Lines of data
_ _ _ _ _ _ _

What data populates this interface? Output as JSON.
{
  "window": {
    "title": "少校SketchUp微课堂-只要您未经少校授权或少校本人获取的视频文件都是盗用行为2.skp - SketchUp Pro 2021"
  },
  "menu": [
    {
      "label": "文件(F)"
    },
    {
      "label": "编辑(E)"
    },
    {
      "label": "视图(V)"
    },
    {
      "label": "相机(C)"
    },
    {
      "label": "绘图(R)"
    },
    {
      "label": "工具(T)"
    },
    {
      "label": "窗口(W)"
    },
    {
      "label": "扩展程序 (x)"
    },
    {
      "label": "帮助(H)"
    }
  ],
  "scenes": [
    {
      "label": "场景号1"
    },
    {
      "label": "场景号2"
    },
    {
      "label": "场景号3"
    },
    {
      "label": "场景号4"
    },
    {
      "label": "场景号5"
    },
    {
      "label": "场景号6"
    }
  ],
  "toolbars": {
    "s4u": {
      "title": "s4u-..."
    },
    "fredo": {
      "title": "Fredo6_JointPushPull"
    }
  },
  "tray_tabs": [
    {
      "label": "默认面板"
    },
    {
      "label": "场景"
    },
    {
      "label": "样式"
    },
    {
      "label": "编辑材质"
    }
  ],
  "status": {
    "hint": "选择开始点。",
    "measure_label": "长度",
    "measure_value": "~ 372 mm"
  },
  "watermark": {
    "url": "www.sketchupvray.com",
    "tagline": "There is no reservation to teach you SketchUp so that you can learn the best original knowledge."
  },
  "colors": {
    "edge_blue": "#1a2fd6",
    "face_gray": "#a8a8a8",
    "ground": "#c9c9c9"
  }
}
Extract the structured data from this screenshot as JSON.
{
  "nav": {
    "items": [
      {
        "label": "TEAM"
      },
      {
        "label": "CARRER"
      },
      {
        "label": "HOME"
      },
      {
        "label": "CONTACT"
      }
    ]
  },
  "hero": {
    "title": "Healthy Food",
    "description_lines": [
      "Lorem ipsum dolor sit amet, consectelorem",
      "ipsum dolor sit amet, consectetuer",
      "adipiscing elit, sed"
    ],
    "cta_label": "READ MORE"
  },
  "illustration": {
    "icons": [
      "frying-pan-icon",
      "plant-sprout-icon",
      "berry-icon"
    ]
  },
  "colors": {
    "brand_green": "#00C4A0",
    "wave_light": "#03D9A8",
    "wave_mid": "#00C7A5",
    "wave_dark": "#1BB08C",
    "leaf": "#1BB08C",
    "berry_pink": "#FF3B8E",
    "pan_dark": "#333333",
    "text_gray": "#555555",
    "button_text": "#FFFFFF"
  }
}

_ _ _ _ _ _ _

Task to carry out:
Copy each line of the data above without altering a single character.

Worked solution:
What data populates this interface? Output as JSON.
{
  "window": {
    "title": "少校SketchUp微课堂-只要您未经少校授权或少校本人获取的视频文件都是盗用行为2.skp - SketchUp Pro 2021"
  },
  "menu": [
    {
      "label": "文件(F)"
    },
    {
      "label": "编辑(E)"
    },
    {
      "label": "视图(V)"
    },
    {
      "label": "相机(C)"
    },
    {
      "label": "绘图(R)"
    },
    {
      "label": "工具(T)"
    },
    {
      "label": "窗口(W)"
    },
    {
      "label": "扩展程序 (x)"
    },
    {
      "label": "帮助(H)"
    }
  ],
  "scenes": [
    {
      "label": "场景号1"
    },
    {
      "label": "场景号2"
    },
    {
      "label": "场景号3"
    },
    {
      "label": "场景号4"
    },
    {
      "label": "场景号5"
    },
    {
      "label": "场景号6"
    }
  ],
  "toolbars": {
    "s4u": {
      "title": "s4u-..."
    },
    "fredo": {
      "title": "Fredo6_JointPushPull"
    }
  },
  "tray_tabs": [
    {
      "label": "默认面板"
    },
    {
      "label": "场景"
    },
    {
      "label": "样式"
    },
    {
      "label": "编辑材质"
    }
  ],
  "status": {
    "hint": "选择开始点。",
    "measure_label": "长度",
    "measure_value": "~ 372 mm"
  },
  "watermark": {
    "url": "www.sketchupvray.com",
    "tagline": "There is no reservation to teach you SketchUp so that you can learn the best original knowledge."
  },
  "colors": {
    "edge_blue": "#1a2fd6",
    "face_gray": "#a8a8a8",
    "ground": "#c9c9c9"
  }
}
Extract the structured data from this screenshot as JSON.
{
  "nav": {
    "items": [
      {
        "label": "TEAM"
      },
      {
        "label": "CARRER"
      },
      {
        "label": "HOME"
      },
      {
        "label": "CONTACT"
      }
    ]
  },
  "hero": {
    "title": "Healthy Food",
    "description_lines": [
      "Lorem ipsum dolor sit amet, consectelorem",
      "ipsum dolor sit amet, consectetuer",
      "adipiscing elit, sed"
    ],
    "cta_label": "READ MORE"
  },
  "illustration": {
    "icons": [
      "frying-pan-icon",
      "plant-sprout-icon",
      "berry-icon"
    ]
  },
  "colors": {
    "brand_green": "#00C4A0",
    "wave_light": "#03D9A8",
    "wave_mid": "#00C7A5",
    "wave_dark": "#1BB08C",
    "leaf": "#1BB08C",
    "berry_pink": "#FF3B8E",
    "pan_dark": "#333333",
    "text_gray": "#555555",
    "button_text": "#FFFFFF"
  }
}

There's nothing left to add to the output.